Begin DATA TO PROCESS

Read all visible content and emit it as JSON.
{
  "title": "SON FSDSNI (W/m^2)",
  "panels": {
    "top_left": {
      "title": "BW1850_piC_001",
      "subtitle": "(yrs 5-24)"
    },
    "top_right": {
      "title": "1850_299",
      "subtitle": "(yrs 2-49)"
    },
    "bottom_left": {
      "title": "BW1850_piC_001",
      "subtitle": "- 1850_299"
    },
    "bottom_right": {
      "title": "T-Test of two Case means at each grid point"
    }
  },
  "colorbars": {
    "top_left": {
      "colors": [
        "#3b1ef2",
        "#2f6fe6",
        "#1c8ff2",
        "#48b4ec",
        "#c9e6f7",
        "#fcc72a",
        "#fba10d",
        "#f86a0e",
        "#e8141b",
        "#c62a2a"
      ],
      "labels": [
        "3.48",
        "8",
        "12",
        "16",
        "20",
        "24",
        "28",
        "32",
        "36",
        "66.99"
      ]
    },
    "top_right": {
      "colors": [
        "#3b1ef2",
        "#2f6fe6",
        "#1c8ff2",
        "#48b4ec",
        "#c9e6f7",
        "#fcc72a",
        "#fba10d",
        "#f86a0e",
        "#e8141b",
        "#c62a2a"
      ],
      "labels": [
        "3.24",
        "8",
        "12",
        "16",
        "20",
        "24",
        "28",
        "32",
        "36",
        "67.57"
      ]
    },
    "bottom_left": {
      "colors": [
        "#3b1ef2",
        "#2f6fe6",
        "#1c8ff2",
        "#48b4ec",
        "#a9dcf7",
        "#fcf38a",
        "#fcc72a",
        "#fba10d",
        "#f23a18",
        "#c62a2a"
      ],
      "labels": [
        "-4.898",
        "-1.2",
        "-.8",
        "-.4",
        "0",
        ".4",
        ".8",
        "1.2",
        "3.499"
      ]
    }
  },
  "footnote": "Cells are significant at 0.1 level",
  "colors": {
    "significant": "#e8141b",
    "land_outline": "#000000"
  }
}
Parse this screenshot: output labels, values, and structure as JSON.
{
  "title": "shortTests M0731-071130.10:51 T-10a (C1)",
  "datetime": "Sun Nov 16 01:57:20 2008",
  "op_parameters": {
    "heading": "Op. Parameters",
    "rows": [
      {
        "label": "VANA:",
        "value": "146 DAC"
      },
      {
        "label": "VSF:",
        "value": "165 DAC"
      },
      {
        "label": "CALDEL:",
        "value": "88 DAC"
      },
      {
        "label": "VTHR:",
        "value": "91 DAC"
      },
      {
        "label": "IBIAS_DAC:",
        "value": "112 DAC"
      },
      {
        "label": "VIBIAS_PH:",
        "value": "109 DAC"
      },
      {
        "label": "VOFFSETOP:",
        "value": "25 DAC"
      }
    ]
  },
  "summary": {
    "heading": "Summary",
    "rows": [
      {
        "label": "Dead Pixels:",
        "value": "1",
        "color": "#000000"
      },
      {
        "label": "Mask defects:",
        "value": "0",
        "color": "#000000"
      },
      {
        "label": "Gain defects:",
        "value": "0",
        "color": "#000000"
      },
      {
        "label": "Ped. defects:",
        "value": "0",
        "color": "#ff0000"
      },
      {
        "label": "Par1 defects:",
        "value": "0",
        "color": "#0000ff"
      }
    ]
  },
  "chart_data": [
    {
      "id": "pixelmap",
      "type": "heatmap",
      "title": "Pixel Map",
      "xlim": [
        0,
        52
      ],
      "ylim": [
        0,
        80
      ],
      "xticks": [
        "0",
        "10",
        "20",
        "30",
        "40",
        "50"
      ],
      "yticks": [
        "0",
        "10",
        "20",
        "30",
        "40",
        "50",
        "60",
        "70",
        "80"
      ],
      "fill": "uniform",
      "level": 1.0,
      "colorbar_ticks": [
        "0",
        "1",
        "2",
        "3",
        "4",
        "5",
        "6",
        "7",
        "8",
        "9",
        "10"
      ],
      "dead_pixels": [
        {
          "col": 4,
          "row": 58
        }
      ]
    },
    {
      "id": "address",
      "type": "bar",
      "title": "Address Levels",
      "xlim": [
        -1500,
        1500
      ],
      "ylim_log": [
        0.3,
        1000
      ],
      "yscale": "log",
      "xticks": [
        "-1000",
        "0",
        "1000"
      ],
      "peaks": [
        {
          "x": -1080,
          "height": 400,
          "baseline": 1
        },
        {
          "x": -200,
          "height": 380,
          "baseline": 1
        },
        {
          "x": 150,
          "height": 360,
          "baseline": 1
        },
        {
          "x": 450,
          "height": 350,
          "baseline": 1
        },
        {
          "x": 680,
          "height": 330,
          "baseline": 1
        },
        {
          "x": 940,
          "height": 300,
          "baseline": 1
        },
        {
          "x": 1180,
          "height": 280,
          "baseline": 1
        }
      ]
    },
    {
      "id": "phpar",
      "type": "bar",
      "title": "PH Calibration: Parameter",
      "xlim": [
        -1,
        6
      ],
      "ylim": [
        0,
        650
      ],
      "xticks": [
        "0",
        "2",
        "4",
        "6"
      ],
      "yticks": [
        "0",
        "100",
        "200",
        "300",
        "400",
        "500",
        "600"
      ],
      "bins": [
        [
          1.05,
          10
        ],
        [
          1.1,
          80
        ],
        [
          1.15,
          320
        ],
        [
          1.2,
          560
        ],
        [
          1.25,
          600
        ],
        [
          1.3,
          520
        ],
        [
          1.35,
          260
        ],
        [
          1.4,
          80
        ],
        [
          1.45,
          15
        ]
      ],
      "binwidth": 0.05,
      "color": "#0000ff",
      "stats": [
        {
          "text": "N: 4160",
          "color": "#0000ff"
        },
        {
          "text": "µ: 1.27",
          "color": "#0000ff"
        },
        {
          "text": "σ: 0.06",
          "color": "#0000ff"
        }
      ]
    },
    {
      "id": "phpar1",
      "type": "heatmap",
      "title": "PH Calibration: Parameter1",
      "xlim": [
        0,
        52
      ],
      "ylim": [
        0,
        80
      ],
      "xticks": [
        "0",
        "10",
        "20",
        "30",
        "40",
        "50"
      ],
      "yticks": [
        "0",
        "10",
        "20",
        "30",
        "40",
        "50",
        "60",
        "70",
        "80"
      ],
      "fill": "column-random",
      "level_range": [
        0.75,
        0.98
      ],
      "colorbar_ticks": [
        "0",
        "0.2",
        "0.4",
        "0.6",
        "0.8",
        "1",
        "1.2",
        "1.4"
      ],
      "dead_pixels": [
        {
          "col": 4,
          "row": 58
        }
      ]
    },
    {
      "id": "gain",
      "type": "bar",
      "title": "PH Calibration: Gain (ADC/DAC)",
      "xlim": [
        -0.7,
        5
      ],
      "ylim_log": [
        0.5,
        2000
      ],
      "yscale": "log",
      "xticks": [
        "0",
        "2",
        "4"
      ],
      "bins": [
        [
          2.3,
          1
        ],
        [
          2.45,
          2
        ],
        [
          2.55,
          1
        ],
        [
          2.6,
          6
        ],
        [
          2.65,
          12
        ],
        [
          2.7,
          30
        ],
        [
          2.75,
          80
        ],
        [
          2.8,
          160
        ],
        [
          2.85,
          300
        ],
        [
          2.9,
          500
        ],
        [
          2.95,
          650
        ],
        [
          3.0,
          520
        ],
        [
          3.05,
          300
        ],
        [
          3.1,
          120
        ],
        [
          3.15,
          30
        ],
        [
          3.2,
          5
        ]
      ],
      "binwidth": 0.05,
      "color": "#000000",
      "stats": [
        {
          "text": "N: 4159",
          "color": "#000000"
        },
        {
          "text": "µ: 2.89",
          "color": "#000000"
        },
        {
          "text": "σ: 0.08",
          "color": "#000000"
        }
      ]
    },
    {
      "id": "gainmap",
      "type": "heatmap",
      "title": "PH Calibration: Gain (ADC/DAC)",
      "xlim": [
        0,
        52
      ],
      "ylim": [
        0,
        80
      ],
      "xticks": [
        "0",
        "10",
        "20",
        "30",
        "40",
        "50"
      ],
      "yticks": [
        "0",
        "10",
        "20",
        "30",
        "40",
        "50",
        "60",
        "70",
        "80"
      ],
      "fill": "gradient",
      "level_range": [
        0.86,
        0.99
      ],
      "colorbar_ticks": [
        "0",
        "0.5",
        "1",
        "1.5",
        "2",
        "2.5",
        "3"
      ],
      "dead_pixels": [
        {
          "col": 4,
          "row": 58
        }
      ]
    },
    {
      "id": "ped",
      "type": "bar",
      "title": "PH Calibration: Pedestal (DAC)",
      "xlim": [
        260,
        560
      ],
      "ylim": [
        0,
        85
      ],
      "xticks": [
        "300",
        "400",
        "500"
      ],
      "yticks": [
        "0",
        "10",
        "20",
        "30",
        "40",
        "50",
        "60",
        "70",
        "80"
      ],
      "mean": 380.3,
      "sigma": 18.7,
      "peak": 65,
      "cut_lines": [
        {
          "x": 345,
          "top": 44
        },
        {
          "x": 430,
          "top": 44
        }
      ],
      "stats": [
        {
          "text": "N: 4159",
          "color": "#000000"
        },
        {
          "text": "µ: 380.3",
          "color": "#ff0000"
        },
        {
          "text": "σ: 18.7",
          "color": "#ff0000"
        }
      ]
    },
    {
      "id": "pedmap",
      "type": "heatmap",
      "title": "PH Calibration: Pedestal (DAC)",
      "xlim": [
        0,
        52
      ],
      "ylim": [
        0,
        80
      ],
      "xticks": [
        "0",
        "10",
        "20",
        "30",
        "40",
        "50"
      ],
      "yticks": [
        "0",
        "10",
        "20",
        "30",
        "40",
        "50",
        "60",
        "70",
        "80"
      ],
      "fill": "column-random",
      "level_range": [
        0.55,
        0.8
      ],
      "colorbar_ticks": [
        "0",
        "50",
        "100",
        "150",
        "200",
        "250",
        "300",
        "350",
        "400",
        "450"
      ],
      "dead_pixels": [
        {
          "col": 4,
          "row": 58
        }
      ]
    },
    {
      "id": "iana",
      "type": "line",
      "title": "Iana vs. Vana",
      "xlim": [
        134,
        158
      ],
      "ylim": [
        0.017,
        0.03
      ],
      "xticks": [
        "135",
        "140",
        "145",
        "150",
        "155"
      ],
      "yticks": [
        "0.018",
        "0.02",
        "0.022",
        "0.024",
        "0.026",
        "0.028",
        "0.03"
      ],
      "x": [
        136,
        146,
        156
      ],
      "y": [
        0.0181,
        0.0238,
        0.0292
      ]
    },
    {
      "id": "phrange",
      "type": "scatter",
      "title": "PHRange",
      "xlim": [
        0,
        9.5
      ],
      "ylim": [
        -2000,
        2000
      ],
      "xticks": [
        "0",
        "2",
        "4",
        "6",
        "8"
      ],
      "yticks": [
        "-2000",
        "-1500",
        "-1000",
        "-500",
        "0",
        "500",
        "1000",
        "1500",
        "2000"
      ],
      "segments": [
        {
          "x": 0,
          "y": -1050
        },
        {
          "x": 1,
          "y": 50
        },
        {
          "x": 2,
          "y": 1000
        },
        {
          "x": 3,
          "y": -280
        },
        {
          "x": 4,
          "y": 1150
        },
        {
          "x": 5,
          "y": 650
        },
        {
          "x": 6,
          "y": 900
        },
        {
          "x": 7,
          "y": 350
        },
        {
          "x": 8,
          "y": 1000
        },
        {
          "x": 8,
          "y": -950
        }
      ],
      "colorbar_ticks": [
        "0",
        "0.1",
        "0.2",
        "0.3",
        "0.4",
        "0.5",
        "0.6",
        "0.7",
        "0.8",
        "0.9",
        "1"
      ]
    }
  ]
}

End DATA TO PROCESS

TASK DESCRIPTION. Track down every line holding the string "subtitle" and copy it.

OUTPUT OF THE TASK.
      "subtitle": "(yrs 5-24)"
      "subtitle": "(yrs 2-49)"
      "subtitle": "- 1850_299"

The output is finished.